__WHAT TO WORK ON__. The whole listing, except its pictures, is to be repeated exactly.

Start of Block

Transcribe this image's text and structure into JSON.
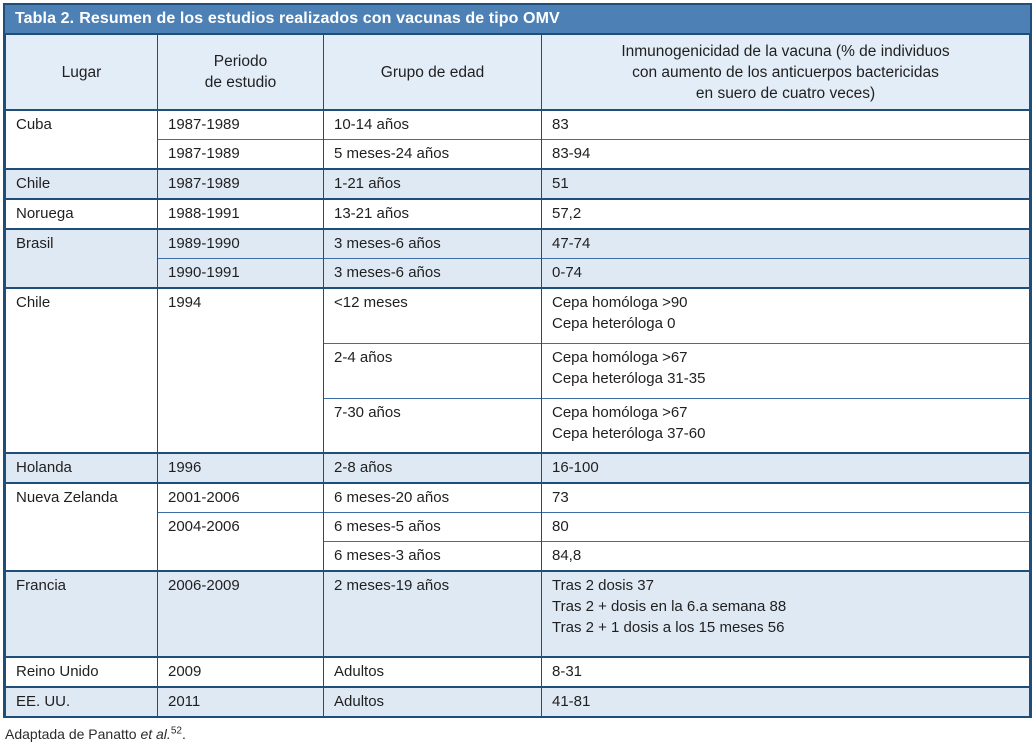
{
  "title": {
    "label": "Tabla 2.",
    "text": "Resumen de los estudios realizados con vacunas de tipo OMV"
  },
  "header": {
    "lugar": "Lugar",
    "periodo": "Periodo\nde estudio",
    "grupo": "Grupo de edad",
    "inmunogenicidad": "Inmunogenicidad de la vacuna (% de individuos\ncon aumento de los anticuerpos bactericidas\nen suero de cuatro veces)"
  },
  "rows": [
    {
      "lugar": "Cuba",
      "periodo": "1987-1989",
      "grupo": "10-14 años",
      "inmunogenicidad": "83"
    },
    {
      "periodo": "1987-1989",
      "grupo": "5 meses-24 años",
      "inmunogenicidad": "83-94"
    },
    {
      "lugar": "Chile",
      "periodo": "1987-1989",
      "grupo": "1-21 años",
      "inmunogenicidad": "51"
    },
    {
      "lugar": "Noruega",
      "periodo": "1988-1991",
      "grupo": "13-21 años",
      "inmunogenicidad": "57,2"
    },
    {
      "lugar": "Brasil",
      "periodo": "1989-1990",
      "grupo": "3 meses-6 años",
      "inmunogenicidad": "47-74"
    },
    {
      "periodo": "1990-1991",
      "grupo": "3 meses-6 años",
      "inmunogenicidad": "0-74"
    },
    {
      "lugar": "Chile",
      "periodo": "1994",
      "grupo": "<12 meses",
      "inmunogenicidad": "Cepa homóloga >90\nCepa heteróloga 0"
    },
    {
      "grupo": "2-4 años",
      "inmunogenicidad": "Cepa homóloga >67\nCepa heteróloga 31-35"
    },
    {
      "grupo": "7-30 años",
      "inmunogenicidad": "Cepa homóloga >67\nCepa heteróloga 37-60"
    },
    {
      "lugar": "Holanda",
      "periodo": "1996",
      "grupo": "2-8 años",
      "inmunogenicidad": "16-100"
    },
    {
      "lugar": "Nueva Zelanda",
      "periodo": "2001-2006",
      "grupo": "6 meses-20 años",
      "inmunogenicidad": "73"
    },
    {
      "periodo": "2004-2006",
      "grupo": "6 meses-5 años",
      "inmunogenicidad": "80"
    },
    {
      "grupo": "6 meses-3 años",
      "inmunogenicidad": "84,8"
    },
    {
      "lugar": "Francia",
      "periodo": "2006-2009",
      "grupo": "2 meses-19 años",
      "inmunogenicidad": "Tras 2 dosis 37\nTras 2 + dosis en la 6.a semana 88\nTras 2 + 1 dosis a los 15 meses 56"
    },
    {
      "lugar": "Reino Unido",
      "periodo": "2009",
      "grupo": "Adultos",
      "inmunogenicidad": "8-31"
    },
    {
      "lugar": "EE. UU.",
      "periodo": "2011",
      "grupo": "Adultos",
      "inmunogenicidad": "41-81"
    }
  ],
  "footer": {
    "prefix": "Adaptada de Panatto ",
    "italic": "et al.",
    "superscript": "52",
    "suffix": "."
  },
  "colors": {
    "title_bar": "#4D81B6",
    "dark_border": "#1E4E79",
    "header_bg": "#E3EDF8",
    "row_shade": "#DFE9F4"
  }
}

End of Block

__RESPONSE TO THIS EXERCISE__.
Transcribe this image's text and structure into JSON.
{
  "title": {
    "label": "Tabla 2.",
    "text": "Resumen de los estudios realizados con vacunas de tipo OMV"
  },
  "header": {
    "lugar": "Lugar",
    "periodo": "Periodo\nde estudio",
    "grupo": "Grupo de edad",
    "inmunogenicidad": "Inmunogenicidad de la vacuna (% de individuos\ncon aumento de los anticuerpos bactericidas\nen suero de cuatro veces)"
  },
  "rows": [
    {
      "lugar": "Cuba",
      "periodo": "1987-1989",
      "grupo": "10-14 años",
      "inmunogenicidad": "83"
    },
    {
      "periodo": "1987-1989",
      "grupo": "5 meses-24 años",
      "inmunogenicidad": "83-94"
    },
    {
      "lugar": "Chile",
      "periodo": "1987-1989",
      "grupo": "1-21 años",
      "inmunogenicidad": "51"
    },
    {
      "lugar": "Noruega",
      "periodo": "1988-1991",
      "grupo": "13-21 años",
      "inmunogenicidad": "57,2"
    },
    {
      "lugar": "Brasil",
      "periodo": "1989-1990",
      "grupo": "3 meses-6 años",
      "inmunogenicidad": "47-74"
    },
    {
      "periodo": "1990-1991",
      "grupo": "3 meses-6 años",
      "inmunogenicidad": "0-74"
    },
    {
      "lugar": "Chile",
      "periodo": "1994",
      "grupo": "<12 meses",
      "inmunogenicidad": "Cepa homóloga >90\nCepa heteróloga 0"
    },
    {
      "grupo": "2-4 años",
      "inmunogenicidad": "Cepa homóloga >67\nCepa heteróloga 31-35"
    },
    {
      "grupo": "7-30 años",
      "inmunogenicidad": "Cepa homóloga >67\nCepa heteróloga 37-60"
    },
    {
      "lugar": "Holanda",
      "periodo": "1996",
      "grupo": "2-8 años",
      "inmunogenicidad": "16-100"
    },
    {
      "lugar": "Nueva Zelanda",
      "periodo": "2001-2006",
      "grupo": "6 meses-20 años",
      "inmunogenicidad": "73"
    },
    {
      "periodo": "2004-2006",
      "grupo": "6 meses-5 años",
      "inmunogenicidad": "80"
    },
    {
      "grupo": "6 meses-3 años",
      "inmunogenicidad": "84,8"
    },
    {
      "lugar": "Francia",
      "periodo": "2006-2009",
      "grupo": "2 meses-19 años",
      "inmunogenicidad": "Tras 2 dosis 37\nTras 2 + dosis en la 6.a semana 88\nTras 2 + 1 dosis a los 15 meses 56"
    },
    {
      "lugar": "Reino Unido",
      "periodo": "2009",
      "grupo": "Adultos",
      "inmunogenicidad": "8-31"
    },
    {
      "lugar": "EE. UU.",
      "periodo": "2011",
      "grupo": "Adultos",
      "inmunogenicidad": "41-81"
    }
  ],
  "footer": {
    "prefix": "Adaptada de Panatto ",
    "italic": "et al.",
    "superscript": "52",
    "suffix": "."
  },
  "colors": {
    "title_bar": "#4D81B6",
    "dark_border": "#1E4E79",
    "header_bg": "#E3EDF8",
    "row_shade": "#DFE9F4"
  }
}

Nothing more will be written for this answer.